[Source records]
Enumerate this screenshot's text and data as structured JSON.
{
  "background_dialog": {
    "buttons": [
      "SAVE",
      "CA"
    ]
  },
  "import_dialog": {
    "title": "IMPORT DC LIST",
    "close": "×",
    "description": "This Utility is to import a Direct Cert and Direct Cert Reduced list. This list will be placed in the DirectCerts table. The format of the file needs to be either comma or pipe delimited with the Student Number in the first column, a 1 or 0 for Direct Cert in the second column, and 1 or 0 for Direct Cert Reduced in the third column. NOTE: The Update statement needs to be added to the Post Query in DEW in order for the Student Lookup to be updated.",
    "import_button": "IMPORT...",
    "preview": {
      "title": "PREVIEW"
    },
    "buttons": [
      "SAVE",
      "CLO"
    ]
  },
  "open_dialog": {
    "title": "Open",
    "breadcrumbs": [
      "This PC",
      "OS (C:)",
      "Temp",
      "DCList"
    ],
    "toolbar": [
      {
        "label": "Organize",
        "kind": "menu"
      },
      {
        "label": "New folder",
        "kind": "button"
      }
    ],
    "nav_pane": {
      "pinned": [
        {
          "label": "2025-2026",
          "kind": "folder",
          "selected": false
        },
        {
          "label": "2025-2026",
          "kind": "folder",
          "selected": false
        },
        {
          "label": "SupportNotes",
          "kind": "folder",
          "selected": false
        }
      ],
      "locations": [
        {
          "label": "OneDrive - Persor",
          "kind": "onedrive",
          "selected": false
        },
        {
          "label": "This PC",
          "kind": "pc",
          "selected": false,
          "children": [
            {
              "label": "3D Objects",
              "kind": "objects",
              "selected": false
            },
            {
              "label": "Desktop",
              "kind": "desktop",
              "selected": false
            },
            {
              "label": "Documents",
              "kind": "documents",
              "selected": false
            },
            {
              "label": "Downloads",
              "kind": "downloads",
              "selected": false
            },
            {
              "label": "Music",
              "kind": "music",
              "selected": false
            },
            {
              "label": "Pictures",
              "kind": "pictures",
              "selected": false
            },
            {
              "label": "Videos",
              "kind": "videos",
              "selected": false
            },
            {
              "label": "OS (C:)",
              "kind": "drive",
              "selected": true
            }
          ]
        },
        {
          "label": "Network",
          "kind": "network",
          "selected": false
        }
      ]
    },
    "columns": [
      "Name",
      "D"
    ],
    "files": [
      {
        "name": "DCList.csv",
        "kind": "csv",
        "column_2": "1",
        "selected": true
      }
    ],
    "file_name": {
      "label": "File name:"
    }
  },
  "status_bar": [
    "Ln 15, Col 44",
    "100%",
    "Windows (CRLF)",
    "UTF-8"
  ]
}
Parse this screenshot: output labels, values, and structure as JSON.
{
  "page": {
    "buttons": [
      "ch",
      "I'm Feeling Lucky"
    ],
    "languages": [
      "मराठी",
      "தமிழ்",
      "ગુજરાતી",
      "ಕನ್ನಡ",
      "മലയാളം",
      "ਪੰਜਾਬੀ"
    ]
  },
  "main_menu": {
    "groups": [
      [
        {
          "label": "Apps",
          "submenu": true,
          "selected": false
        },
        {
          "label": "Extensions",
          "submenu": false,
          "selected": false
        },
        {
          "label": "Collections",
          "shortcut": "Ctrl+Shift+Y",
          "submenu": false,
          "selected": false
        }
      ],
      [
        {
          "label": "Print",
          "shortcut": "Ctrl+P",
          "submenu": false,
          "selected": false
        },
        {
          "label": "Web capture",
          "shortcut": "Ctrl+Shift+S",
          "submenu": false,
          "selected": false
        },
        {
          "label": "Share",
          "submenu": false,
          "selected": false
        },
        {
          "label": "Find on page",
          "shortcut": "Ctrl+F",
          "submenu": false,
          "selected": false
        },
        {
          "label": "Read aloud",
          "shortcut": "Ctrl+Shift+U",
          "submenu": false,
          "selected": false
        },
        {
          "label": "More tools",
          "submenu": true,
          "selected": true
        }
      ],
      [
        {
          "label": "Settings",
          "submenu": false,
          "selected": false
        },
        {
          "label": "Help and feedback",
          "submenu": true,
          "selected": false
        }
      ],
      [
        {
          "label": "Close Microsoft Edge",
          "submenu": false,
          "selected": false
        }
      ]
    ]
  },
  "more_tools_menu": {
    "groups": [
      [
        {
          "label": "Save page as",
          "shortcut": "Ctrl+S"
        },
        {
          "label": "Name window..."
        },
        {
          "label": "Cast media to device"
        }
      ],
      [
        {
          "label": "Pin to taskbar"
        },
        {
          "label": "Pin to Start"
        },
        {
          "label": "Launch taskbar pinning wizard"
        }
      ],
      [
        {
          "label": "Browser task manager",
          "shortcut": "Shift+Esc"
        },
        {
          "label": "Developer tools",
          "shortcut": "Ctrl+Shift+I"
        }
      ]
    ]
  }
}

# EXERCISE
Extract the full listing above without alteration.

# FINISHED TASK
Enumerate this screenshot's text and data as structured JSON.
{
  "background_dialog": {
    "buttons": [
      "SAVE",
      "CA"
    ]
  },
  "import_dialog": {
    "title": "IMPORT DC LIST",
    "close": "×",
    "description": "This Utility is to import a Direct Cert and Direct Cert Reduced list. This list will be placed in the DirectCerts table. The format of the file needs to be either comma or pipe delimited with the Student Number in the first column, a 1 or 0 for Direct Cert in the second column, and 1 or 0 for Direct Cert Reduced in the third column. NOTE: The Update statement needs to be added to the Post Query in DEW in order for the Student Lookup to be updated.",
    "import_button": "IMPORT...",
    "preview": {
      "title": "PREVIEW"
    },
    "buttons": [
      "SAVE",
      "CLO"
    ]
  },
  "open_dialog": {
    "title": "Open",
    "breadcrumbs": [
      "This PC",
      "OS (C:)",
      "Temp",
      "DCList"
    ],
    "toolbar": [
      {
        "label": "Organize",
        "kind": "menu"
      },
      {
        "label": "New folder",
        "kind": "button"
      }
    ],
    "nav_pane": {
      "pinned": [
        {
          "label": "2025-2026",
          "kind": "folder",
          "selected": false
        },
        {
          "label": "2025-2026",
          "kind": "folder",
          "selected": false
        },
        {
          "label": "SupportNotes",
          "kind": "folder",
          "selected": false
        }
      ],
      "locations": [
        {
          "label": "OneDrive - Persor",
          "kind": "onedrive",
          "selected": false
        },
        {
          "label": "This PC",
          "kind": "pc",
          "selected": false,
          "children": [
            {
              "label": "3D Objects",
              "kind": "objects",
              "selected": false
            },
            {
              "label": "Desktop",
              "kind": "desktop",
              "selected": false
            },
            {
              "label": "Documents",
              "kind": "documents",
              "selected": false
            },
            {
              "label": "Downloads",
              "kind": "downloads",
              "selected": false
            },
            {
              "label": "Music",
              "kind": "music",
              "selected": false
            },
            {
              "label": "Pictures",
              "kind": "pictures",
              "selected": false
            },
            {
              "label": "Videos",
              "kind": "videos",
              "selected": false
            },
            {
              "label": "OS (C:)",
              "kind": "drive",
              "selected": true
            }
          ]
        },
        {
          "label": "Network",
          "kind": "network",
          "selected": false
        }
      ]
    },
    "columns": [
      "Name",
      "D"
    ],
    "files": [
      {
        "name": "DCList.csv",
        "kind": "csv",
        "column_2": "1",
        "selected": true
      }
    ],
    "file_name": {
      "label": "File name:"
    }
  },
  "status_bar": [
    "Ln 15, Col 44",
    "100%",
    "Windows (CRLF)",
    "UTF-8"
  ]
}
Parse this screenshot: output labels, values, and structure as JSON.
{
  "page": {
    "buttons": [
      "ch",
      "I'm Feeling Lucky"
    ],
    "languages": [
      "मराठी",
      "தமிழ்",
      "ગુજરાતી",
      "ಕನ್ನಡ",
      "മലയാളം",
      "ਪੰਜਾਬੀ"
    ]
  },
  "main_menu": {
    "groups": [
      [
        {
          "label": "Apps",
          "submenu": true,
          "selected": false
        },
        {
          "label": "Extensions",
          "submenu": false,
          "selected": false
        },
        {
          "label": "Collections",
          "shortcut": "Ctrl+Shift+Y",
          "submenu": false,
          "selected": false
        }
      ],
      [
        {
          "label": "Print",
          "shortcut": "Ctrl+P",
          "submenu": false,
          "selected": false
        },
        {
          "label": "Web capture",
          "shortcut": "Ctrl+Shift+S",
          "submenu": false,
          "selected": false
        },
        {
          "label": "Share",
          "submenu": false,
          "selected": false
        },
        {
          "label": "Find on page",
          "shortcut": "Ctrl+F",
          "submenu": false,
          "selected": false
        },
        {
          "label": "Read aloud",
          "shortcut": "Ctrl+Shift+U",
          "submenu": false,
          "selected": false
        },
        {
          "label": "More tools",
          "submenu": true,
          "selected": true
        }
      ],
      [
        {
          "label": "Settings",
          "submenu": false,
          "selected": false
        },
        {
          "label": "Help and feedback",
          "submenu": true,
          "selected": false
        }
      ],
      [
        {
          "label": "Close Microsoft Edge",
          "submenu": false,
          "selected": false
        }
      ]
    ]
  },
  "more_tools_menu": {
    "groups": [
      [
        {
          "label": "Save page as",
          "shortcut": "Ctrl+S"
        },
        {
          "label": "Name window..."
        },
        {
          "label": "Cast media to device"
        }
      ],
      [
        {
          "label": "Pin to taskbar"
        },
        {
          "label": "Pin to Start"
        },
        {
          "label": "Launch taskbar pinning wizard"
        }
      ],
      [
        {
          "label": "Browser task manager",
          "shortcut": "Shift+Esc"
        },
        {
          "label": "Developer tools",
          "shortcut": "Ctrl+Shift+I"
        }
      ]
    ]
  }
}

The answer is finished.